- [The problem] Lines that contain the string "this" are to be copied; leave out all others.

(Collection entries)

-- Start --

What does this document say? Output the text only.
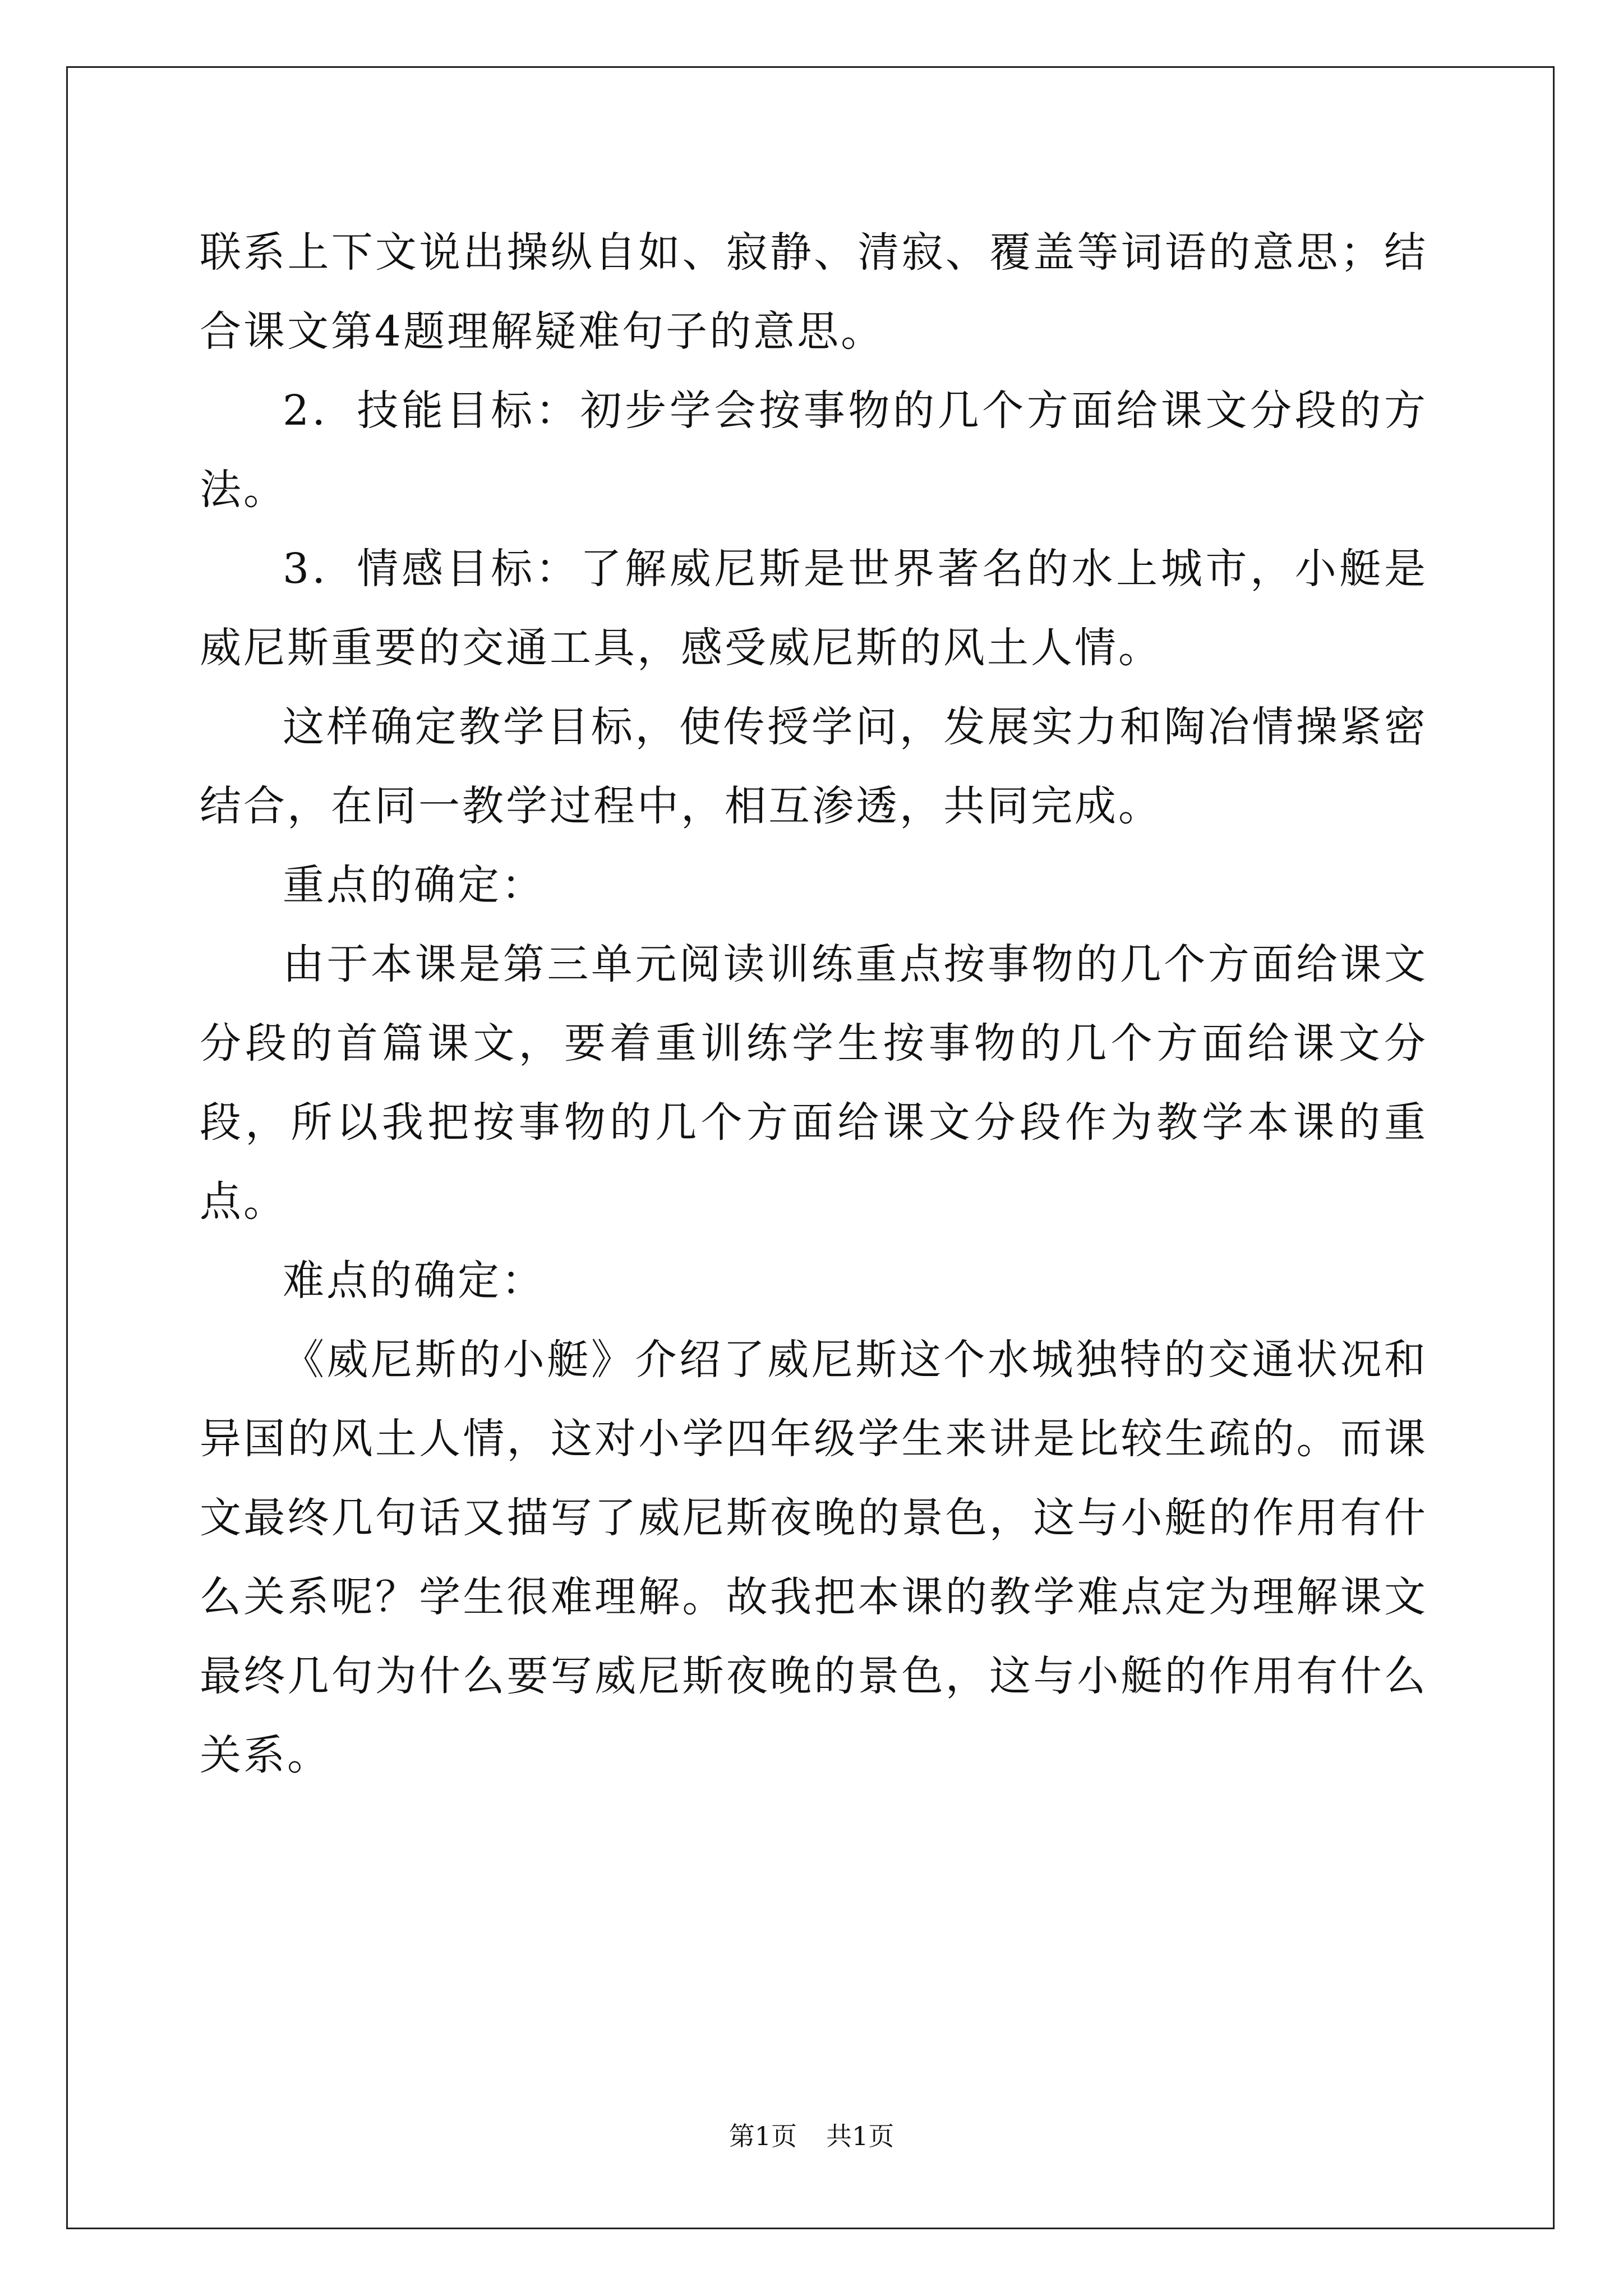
联系上下文说出操纵自如、寂静、清寂、覆盖等词语的意思；结合课文第4题理解疑难句子的意思。

2．技能目标：初步学会按事物的几个方面给课文分段的方法。

3．情感目标：了解威尼斯是世界著名的水上城市，小艇是威尼斯重要的交通工具，感受威尼斯的风土人情。

这样确定教学目标，使传授学问，发展实力和陶冶情操紧密结合，在同一教学过程中，相互渗透，共同完成。

重点的确定：

由于本课是第三单元阅读训练重点按事物的几个方面给课文分段的首篇课文，要着重训练学生按事物的几个方面给课文分段，所以我把按事物的几个方面给课文分段作为教学本课的重点。

难点的确定：

《威尼斯的小艇》介绍了威尼斯这个水城独特的交通状况和异国的风土人情，这对小学四年级学生来讲是比较生疏的。而课文最终几句话又描写了威尼斯夜晚的景色，这与小艇的作用有什么关系呢？学生很难理解。故我把本课的教学难点定为理解课文最终几句为什么要写威尼斯夜晚的景色，这与小艇的作用有什么关系。

第1页 共1页
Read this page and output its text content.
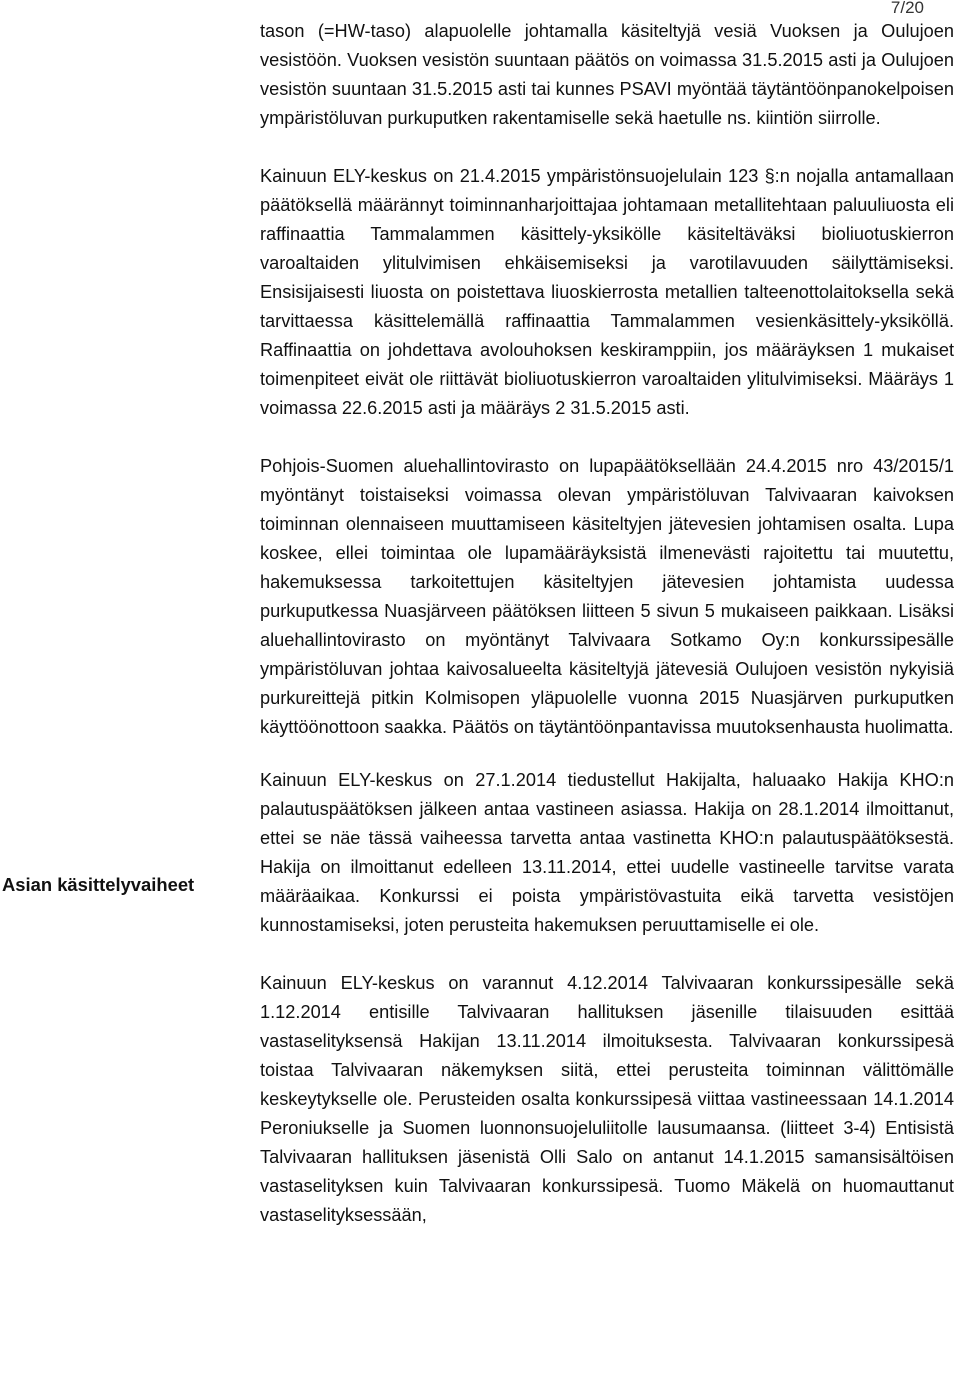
7/20
Asian käsittelyvaiheet

tason (=HW-taso) alapuolelle johtamalla käsiteltyjä vesiä Vuoksen ja Oulujoen vesistöön. Vuoksen vesistön suuntaan päätös on voimassa 31.5.2015 asti ja Oulujoen vesistön suuntaan 31.5.2015 asti tai kunnes PSAVI myöntää täytäntöönpanokelpoisen ympäristöluvan purkuputken rakentamiselle sekä haetulle ns. kiintiön siirrolle.

Kainuun ELY-keskus on 21.4.2015 ympäristönsuojelulain 123 §:n nojalla antamallaan päätöksellä määrännyt toiminnanharjoittajaa johtamaan metallitehtaan paluuliuosta eli raffinaattia Tammalammen käsittely-yksikölle käsiteltäväksi bioliuotuskierron varoaltaiden ylitulvimisen ehkäisemiseksi ja varotilavuuden säilyttämiseksi. Ensisijaisesti liuosta on poistettava liuoskierrosta metallien talteenottolaitoksella sekä tarvittaessa käsittelemällä raffinaattia Tammalammen vesienkäsittely-yksiköllä. Raffinaattia on johdettava avolouhoksen keskiramppiin, jos määräyksen 1 mukaiset toimenpiteet eivät ole riittävät bioliuotuskierron varoaltaiden ylitulvimiseksi. Määräys 1 voimassa 22.6.2015 asti ja määräys 2 31.5.2015 asti.

Pohjois-Suomen aluehallintovirasto on lupapäätöksellään 24.4.2015 nro 43/2015/1 myöntänyt toistaiseksi voimassa olevan ympäristöluvan Talvivaaran kaivoksen toiminnan olennaiseen muuttamiseen käsiteltyjen jätevesien johtamisen osalta. Lupa koskee, ellei toimintaa ole lupamääräyksistä ilmenevästi rajoitettu tai muutettu, hakemuksessa tarkoitettujen käsiteltyjen jätevesien johtamista uudessa purkuputkessa Nuasjärveen päätöksen liitteen 5 sivun 5 mukaiseen paikkaan. Lisäksi aluehallintovirasto on myöntänyt Talvivaara Sotkamo Oy:n konkurssipesälle ympäristöluvan johtaa kaivosalueelta käsiteltyjä jätevesiä Oulujoen vesistön nykyisiä purkureittejä pitkin Kolmisopen yläpuolelle vuonna 2015 Nuasjärven purkuputken käyttöönottoon saakka. Päätös on täytäntöönpantavissa muutoksenhausta huolimatta.

Kainuun ELY-keskus on 27.1.2014 tiedustellut Hakijalta, haluaako Hakija KHO:n palautuspäätöksen jälkeen antaa vastineen asiassa. Hakija on 28.1.2014 ilmoittanut, ettei se näe tässä vaiheessa tarvetta antaa vastinetta KHO:n palautuspäätöksestä. Hakija on ilmoittanut edelleen 13.11.2014, ettei uudelle vastineelle tarvitse varata määräaikaa. Konkurssi ei poista ympäristövastuita eikä tarvetta vesistöjen kunnostamiseksi, joten perusteita hakemuksen peruuttamiselle ei ole.

Kainuun ELY-keskus on varannut 4.12.2014 Talvivaaran konkurssipesälle sekä 1.12.2014 entisille Talvivaaran hallituksen jäsenille tilaisuuden esittää vastaselityksensä Hakijan 13.11.2014 ilmoituksesta. Talvivaaran konkurssipesä toistaa Talvivaaran näkemyksen siitä, ettei perusteita toiminnan välittömälle keskeytykselle ole. Perusteiden osalta konkurssipesä viittaa vastineessaan 14.1.2014 Peroniukselle ja Suomen luonnonsuojeluliitolle lausumaansa. (liitteet 3-4) Entisistä Talvivaaran hallituksen jäsenistä Olli Salo on antanut 14.1.2015 samansisältöisen vastaselityksen kuin Talvivaaran konkurssipesä. Tuomo Mäkelä on huomauttanut vastaselityksessään,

-- End --

- [Exercise response]
What does this document say? Output the text only.
Read this page and output its text content.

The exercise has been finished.